- Exercise task
Pick out every row below that contains the word "analyses", and copy each of those rows.

[Source records]
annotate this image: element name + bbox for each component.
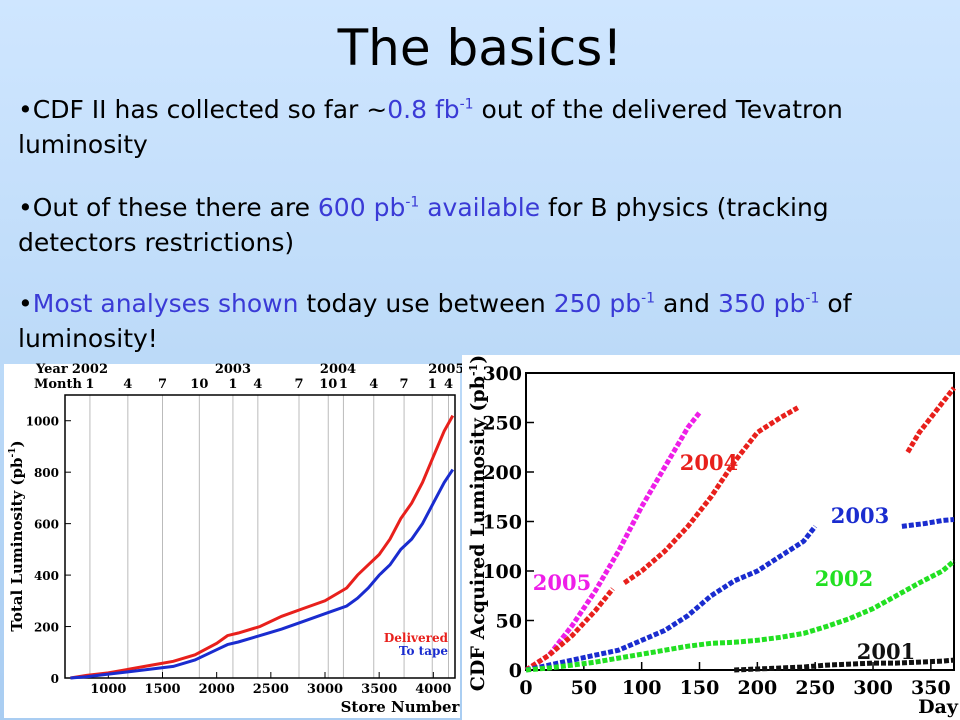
bullet-3-text-g: of luminosity! [18, 289, 852, 353]
y-tick-label: 600 [34, 518, 59, 532]
y-axis-label: CDF Acquired Luminosity (pb-1) [467, 355, 489, 691]
y-axis-label: Total Luminosity (pb-1) [8, 440, 26, 631]
y-tick-label: 200 [482, 462, 522, 484]
series-2004 [524, 386, 956, 673]
year-label: 2003 [215, 362, 251, 377]
slide-title: The basics! [337, 19, 623, 77]
month-label: 4 [253, 377, 262, 392]
series-line-to-tape [70, 468, 455, 680]
x-axis-label: Day [918, 696, 959, 718]
bullet-3-exp-high: -1 [805, 290, 820, 307]
y-tick-label: 100 [482, 561, 522, 583]
chart-panel [4, 364, 460, 718]
month-row-label: Month [34, 377, 83, 392]
month-label: 7 [400, 377, 409, 392]
x-tick-label: 1000 [90, 682, 126, 697]
bullet-3-and: and [655, 289, 718, 318]
bullet-2-available: available [419, 193, 541, 222]
x-tick-label: 200 [738, 677, 778, 699]
plot-frame [64, 394, 456, 679]
x-tick-label: 2000 [199, 682, 235, 697]
month-label: 1 [85, 377, 94, 392]
bullet-1-text-c: out of the delivered Tevatron luminosity [18, 95, 843, 159]
series-label-2001: 2001 [857, 639, 915, 664]
bullet-1-unit-exp: -1 [459, 96, 474, 113]
series-2003 [525, 517, 955, 673]
y-tick-label: 800 [34, 466, 59, 480]
series-line-delivered [70, 414, 455, 680]
x-tick-label: 1500 [144, 682, 180, 697]
y-tick-label: 400 [34, 569, 59, 583]
bullet-1-value: 0.8 fb [387, 95, 460, 124]
y-tick-label: 200 [34, 621, 59, 635]
x-tick-label: 50 [571, 677, 597, 699]
x-tick-label: 4000 [415, 682, 451, 697]
bullet-3-text-c: today use between [298, 289, 554, 318]
bullet-3-value-high: 350 pb [718, 289, 806, 318]
y-tick-label: 0 [51, 672, 59, 686]
series-2001 [734, 657, 955, 673]
bullet-2-unit-exp: -1 [405, 194, 420, 211]
y-tick-label: 1000 [26, 415, 59, 429]
y-tick-label: 300 [482, 363, 522, 385]
x-tick-label: 3000 [307, 682, 343, 697]
bullet-3-dot: • [18, 289, 33, 318]
x-tick-label: 3500 [361, 682, 397, 697]
month-label: 7 [294, 377, 303, 392]
x-tick-label: 250 [795, 677, 835, 699]
y-tick-label: 250 [482, 413, 522, 435]
bullet-2-value: 600 pb [317, 193, 406, 222]
bullet-1-text-a: •CDF II has collected so far ~ [18, 95, 388, 124]
x-tick-label: 0 [519, 677, 532, 699]
series-label-2003: 2003 [831, 503, 889, 528]
series-2002 [525, 559, 956, 673]
x-tick-label: 2500 [253, 682, 289, 697]
year-label: 2002 [72, 362, 108, 377]
y-tick-label: 0 [509, 660, 522, 682]
bullet-3: •Most analyses shown today use between 2… [18, 286, 953, 356]
x-axis-label: Store Number [341, 698, 461, 716]
year-label: 2004 [320, 362, 356, 377]
legend-to-tape: To tape [399, 644, 448, 658]
series-label-2005: 2005 [533, 570, 591, 595]
y-tick-label: 150 [482, 512, 522, 534]
month-label: 4 [369, 377, 378, 392]
bullet-1: •CDF II has collected so far ~0.8 fb-1 o… [18, 92, 953, 162]
bullet-2-text-c: for B physics (tracking detectors restri… [18, 193, 829, 257]
x-tick-label: 300 [853, 677, 893, 699]
bullet-3-highlight: Most analyses shown [32, 289, 299, 318]
bullet-2: •Out of these there are 600 pb-1 availab… [18, 190, 953, 260]
year-label: 2005 [428, 362, 464, 377]
month-label: 1 [228, 377, 237, 392]
series-label-2002: 2002 [815, 566, 873, 591]
month-label: 10 [190, 377, 208, 392]
month-label: 4 [444, 377, 453, 392]
acquired-luminosity-chart: 0 50 100 150 200 250 300 350 0 50 100 150 200 250 300 D… [462, 355, 960, 720]
month-label: 7 [158, 377, 167, 392]
x-tick-label: 350 [911, 677, 951, 699]
month-label: 4 [123, 377, 132, 392]
year-row-label: Year [35, 362, 68, 377]
bullet-2-text-a: •Out of these there are [18, 193, 318, 222]
legend-delivered: Delivered [384, 631, 449, 645]
month-label: 1 [428, 377, 437, 392]
bullet-3-exp-low: -1 [641, 290, 656, 307]
y-tick-label: 50 [496, 611, 522, 633]
bullet-3-value-low: 250 pb [553, 289, 642, 318]
x-tick-label: 150 [680, 677, 720, 699]
series-label-2004: 2004 [680, 450, 738, 475]
month-label: 10 [319, 377, 337, 392]
x-tick-label: 100 [622, 677, 662, 699]
total-luminosity-chart: 1000 1500 2000 2500 3000 3500 4000 0 200 400 600 80… [4, 362, 464, 718]
month-label: 1 [339, 377, 348, 392]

- Task result
bullet-3: •Most analyses shown today use between 2… [18, 286, 953, 356]
bullet-3-highlight: Most analyses shown [32, 289, 299, 318]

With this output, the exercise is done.